● Gegevens uit een verzameling
********************
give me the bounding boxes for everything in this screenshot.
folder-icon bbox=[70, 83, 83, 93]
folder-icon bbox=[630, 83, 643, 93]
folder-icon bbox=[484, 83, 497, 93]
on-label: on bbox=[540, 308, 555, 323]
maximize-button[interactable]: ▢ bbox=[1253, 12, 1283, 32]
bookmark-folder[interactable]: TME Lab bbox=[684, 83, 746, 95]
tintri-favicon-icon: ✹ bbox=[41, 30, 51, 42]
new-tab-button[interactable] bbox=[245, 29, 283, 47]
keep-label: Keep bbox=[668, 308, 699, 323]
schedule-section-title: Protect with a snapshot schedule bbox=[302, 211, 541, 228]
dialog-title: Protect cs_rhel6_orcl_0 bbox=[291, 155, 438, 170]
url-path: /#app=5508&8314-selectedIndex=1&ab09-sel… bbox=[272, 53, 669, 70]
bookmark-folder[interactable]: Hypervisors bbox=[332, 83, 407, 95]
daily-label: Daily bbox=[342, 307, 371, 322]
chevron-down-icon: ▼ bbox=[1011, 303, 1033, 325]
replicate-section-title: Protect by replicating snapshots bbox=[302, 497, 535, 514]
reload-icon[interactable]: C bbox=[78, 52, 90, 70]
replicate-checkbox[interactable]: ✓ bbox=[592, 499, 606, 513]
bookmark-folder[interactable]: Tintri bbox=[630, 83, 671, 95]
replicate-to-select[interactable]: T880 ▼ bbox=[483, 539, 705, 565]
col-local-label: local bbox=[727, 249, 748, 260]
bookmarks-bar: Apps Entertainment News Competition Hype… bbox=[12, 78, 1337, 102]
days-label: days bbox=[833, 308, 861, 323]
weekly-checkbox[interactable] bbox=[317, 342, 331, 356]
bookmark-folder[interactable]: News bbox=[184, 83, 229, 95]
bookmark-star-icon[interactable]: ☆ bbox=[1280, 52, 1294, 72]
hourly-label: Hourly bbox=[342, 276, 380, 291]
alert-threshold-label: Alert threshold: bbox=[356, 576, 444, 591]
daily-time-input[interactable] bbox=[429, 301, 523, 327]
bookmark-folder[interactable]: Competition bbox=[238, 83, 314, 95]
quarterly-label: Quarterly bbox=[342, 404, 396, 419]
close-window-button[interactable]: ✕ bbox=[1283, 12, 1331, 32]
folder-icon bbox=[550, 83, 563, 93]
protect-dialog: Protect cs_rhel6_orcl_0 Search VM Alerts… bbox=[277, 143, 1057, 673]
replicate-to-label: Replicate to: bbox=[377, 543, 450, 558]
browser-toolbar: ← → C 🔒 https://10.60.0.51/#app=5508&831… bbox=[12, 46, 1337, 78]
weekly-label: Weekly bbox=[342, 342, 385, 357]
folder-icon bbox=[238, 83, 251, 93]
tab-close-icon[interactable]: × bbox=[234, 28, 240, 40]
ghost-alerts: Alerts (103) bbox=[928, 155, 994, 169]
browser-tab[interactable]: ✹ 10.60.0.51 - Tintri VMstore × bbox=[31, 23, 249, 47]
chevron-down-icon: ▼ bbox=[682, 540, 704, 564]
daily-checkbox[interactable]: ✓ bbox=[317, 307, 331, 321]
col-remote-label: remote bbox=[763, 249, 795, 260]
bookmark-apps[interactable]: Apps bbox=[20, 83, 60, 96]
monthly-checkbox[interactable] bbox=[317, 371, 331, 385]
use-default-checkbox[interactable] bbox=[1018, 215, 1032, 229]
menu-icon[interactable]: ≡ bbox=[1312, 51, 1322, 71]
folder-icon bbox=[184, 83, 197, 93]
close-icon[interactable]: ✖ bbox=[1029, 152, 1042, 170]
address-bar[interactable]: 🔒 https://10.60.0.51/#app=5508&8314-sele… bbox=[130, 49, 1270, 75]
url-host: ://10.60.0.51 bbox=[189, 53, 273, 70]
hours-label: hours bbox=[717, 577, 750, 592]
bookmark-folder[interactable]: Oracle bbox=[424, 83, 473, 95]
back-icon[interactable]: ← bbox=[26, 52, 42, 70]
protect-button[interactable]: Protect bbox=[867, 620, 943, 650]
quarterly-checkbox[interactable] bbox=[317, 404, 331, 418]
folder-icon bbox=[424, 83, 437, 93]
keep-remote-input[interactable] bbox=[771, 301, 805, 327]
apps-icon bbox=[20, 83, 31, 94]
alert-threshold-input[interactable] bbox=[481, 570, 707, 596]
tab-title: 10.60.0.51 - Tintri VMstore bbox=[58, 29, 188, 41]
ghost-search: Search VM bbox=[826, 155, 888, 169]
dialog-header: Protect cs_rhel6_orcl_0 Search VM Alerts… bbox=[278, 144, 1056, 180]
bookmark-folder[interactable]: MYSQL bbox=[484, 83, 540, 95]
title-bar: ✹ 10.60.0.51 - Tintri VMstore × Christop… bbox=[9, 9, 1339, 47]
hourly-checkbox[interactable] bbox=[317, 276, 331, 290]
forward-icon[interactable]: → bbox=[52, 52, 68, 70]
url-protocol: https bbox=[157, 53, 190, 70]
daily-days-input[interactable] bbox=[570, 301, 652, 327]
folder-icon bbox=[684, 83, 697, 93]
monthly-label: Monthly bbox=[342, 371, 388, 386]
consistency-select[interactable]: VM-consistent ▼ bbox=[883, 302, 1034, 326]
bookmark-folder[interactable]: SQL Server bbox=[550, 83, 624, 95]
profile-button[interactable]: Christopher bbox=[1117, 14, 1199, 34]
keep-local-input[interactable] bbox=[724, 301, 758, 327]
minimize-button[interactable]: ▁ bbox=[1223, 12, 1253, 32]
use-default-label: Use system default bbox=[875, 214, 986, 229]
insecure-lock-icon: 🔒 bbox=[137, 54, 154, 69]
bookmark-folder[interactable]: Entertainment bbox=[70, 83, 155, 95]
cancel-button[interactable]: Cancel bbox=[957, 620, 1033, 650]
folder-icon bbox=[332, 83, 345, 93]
********************
● Gegeven opdracht
Geef alle regels vanaf het begin van de vermeldingen tot en met de regel met "maximize-button[interactable]: ▢ bbox=[1253, 12, 1283, 32]" ongewijzigd terug.

● Oplossing
give me the bounding boxes for everything in this screenshot.
folder-icon bbox=[70, 83, 83, 93]
folder-icon bbox=[630, 83, 643, 93]
folder-icon bbox=[484, 83, 497, 93]
on-label: on bbox=[540, 308, 555, 323]
maximize-button[interactable]: ▢ bbox=[1253, 12, 1283, 32]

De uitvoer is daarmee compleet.